(Items from a data source):
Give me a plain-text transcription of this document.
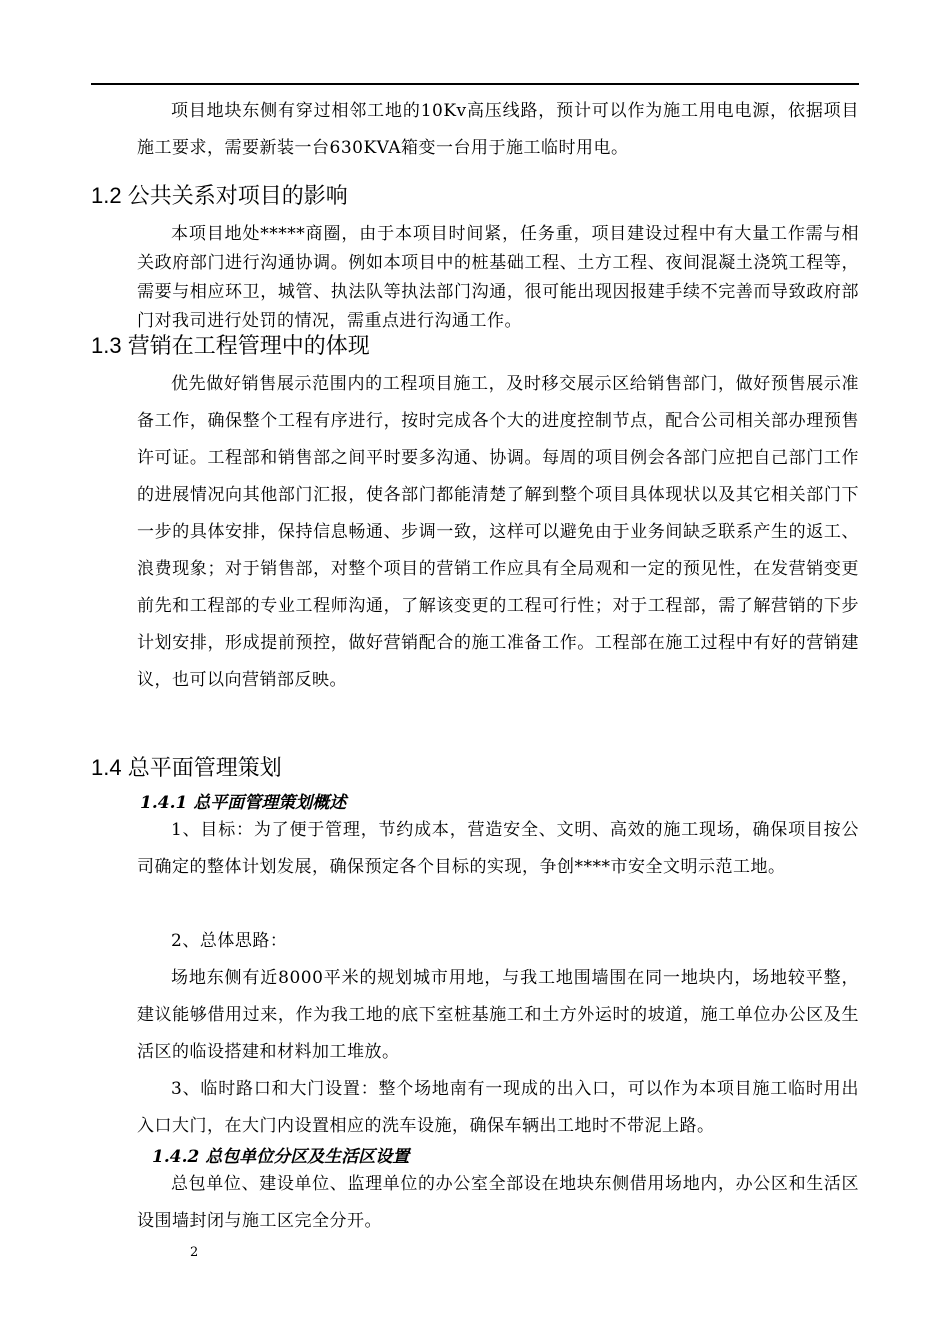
项目地块东侧有穿过相邻工地的10Kv高压线路，预计可以作为施工用电电源，依据项目施工要求，需要新装一台630KVA箱变一台用于施工临时用电。

1.2 公共关系对项目的影响

本项目地处*****商圈，由于本项目时间紧，任务重，项目建设过程中有大量工作需与相关政府部门进行沟通协调。例如本项目中的桩基础工程、土方工程、夜间混凝土浇筑工程等，需要与相应环卫，城管、执法队等执法部门沟通，很可能出现因报建手续不完善而导致政府部门对我司进行处罚的情况，需重点进行沟通工作。

1.3 营销在工程管理中的体现

优先做好销售展示范围内的工程项目施工，及时移交展示区给销售部门，做好预售展示准备工作，确保整个工程有序进行，按时完成各个大的进度控制节点，配合公司相关部办理预售许可证。工程部和销售部之间平时要多沟通、协调。每周的项目例会各部门应把自己部门工作的进展情况向其他部门汇报，使各部门都能清楚了解到整个项目具体现状以及其它相关部门下一步的具体安排，保持信息畅通、步调一致，这样可以避免由于业务间缺乏联系产生的返工、浪费现象；对于销售部，对整个项目的营销工作应具有全局观和一定的预见性，在发营销变更前先和工程部的专业工程师沟通，了解该变更的工程可行性；对于工程部，需了解营销的下步计划安排，形成提前预控，做好营销配合的施工准备工作。工程部在施工过程中有好的营销建议，也可以向营销部反映。

1.4 总平面管理策划
1.4.1 总平面管理策划概述

1、目标：为了便于管理，节约成本，营造安全、文明、高效的施工现场，确保项目按公司确定的整体计划发展，确保预定各个目标的实现，争创****市安全文明示范工地。

2、总体思路：

场地东侧有近8000平米的规划城市用地，与我工地围墙围在同一地块内，场地较平整， 建议能够借用过来，作为我工地的底下室桩基施工和土方外运时的坡道，施工单位办公区及生活区的临设搭建和材料加工堆放。

3、临时路口和大门设置：整个场地南有一现成的出入口，可以作为本项目施工临时用出入口大门，在大门内设置相应的洗车设施，确保车辆出工地时不带泥上路。

1.4.2 总包单位分区及生活区设置

总包单位、建设单位、监理单位的办公室全部设在地块东侧借用场地内，办公区和生活区设围墙封闭与施工区完全分开。

2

(TASK): Output all of the entries verbatim, leaving out any images.

(ANSWER TO THE TASK):
Give me a plain-text transcription of this document.
项目地块东侧有穿过相邻工地的10Kv高压线路，预计可以作为施工用电电源，依据项目施工要求，需要新装一台630KVA箱变一台用于施工临时用电。

1.2 公共关系对项目的影响

本项目地处*****商圈，由于本项目时间紧，任务重，项目建设过程中有大量工作需与相关政府部门进行沟通协调。例如本项目中的桩基础工程、土方工程、夜间混凝土浇筑工程等，需要与相应环卫，城管、执法队等执法部门沟通，很可能出现因报建手续不完善而导致政府部门对我司进行处罚的情况，需重点进行沟通工作。

1.3 营销在工程管理中的体现

优先做好销售展示范围内的工程项目施工，及时移交展示区给销售部门，做好预售展示准备工作，确保整个工程有序进行，按时完成各个大的进度控制节点，配合公司相关部办理预售许可证。工程部和销售部之间平时要多沟通、协调。每周的项目例会各部门应把自己部门工作的进展情况向其他部门汇报，使各部门都能清楚了解到整个项目具体现状以及其它相关部门下一步的具体安排，保持信息畅通、步调一致，这样可以避免由于业务间缺乏联系产生的返工、浪费现象；对于销售部，对整个项目的营销工作应具有全局观和一定的预见性，在发营销变更前先和工程部的专业工程师沟通，了解该变更的工程可行性；对于工程部，需了解营销的下步计划安排，形成提前预控，做好营销配合的施工准备工作。工程部在施工过程中有好的营销建议，也可以向营销部反映。

1.4 总平面管理策划
1.4.1 总平面管理策划概述

1、目标：为了便于管理，节约成本，营造安全、文明、高效的施工现场，确保项目按公司确定的整体计划发展，确保预定各个目标的实现，争创****市安全文明示范工地。

2、总体思路：

场地东侧有近8000平米的规划城市用地，与我工地围墙围在同一地块内，场地较平整， 建议能够借用过来，作为我工地的底下室桩基施工和土方外运时的坡道，施工单位办公区及生活区的临设搭建和材料加工堆放。

3、临时路口和大门设置：整个场地南有一现成的出入口，可以作为本项目施工临时用出入口大门，在大门内设置相应的洗车设施，确保车辆出工地时不带泥上路。

1.4.2 总包单位分区及生活区设置

总包单位、建设单位、监理单位的办公室全部设在地块东侧借用场地内，办公区和生活区设围墙封闭与施工区完全分开。

2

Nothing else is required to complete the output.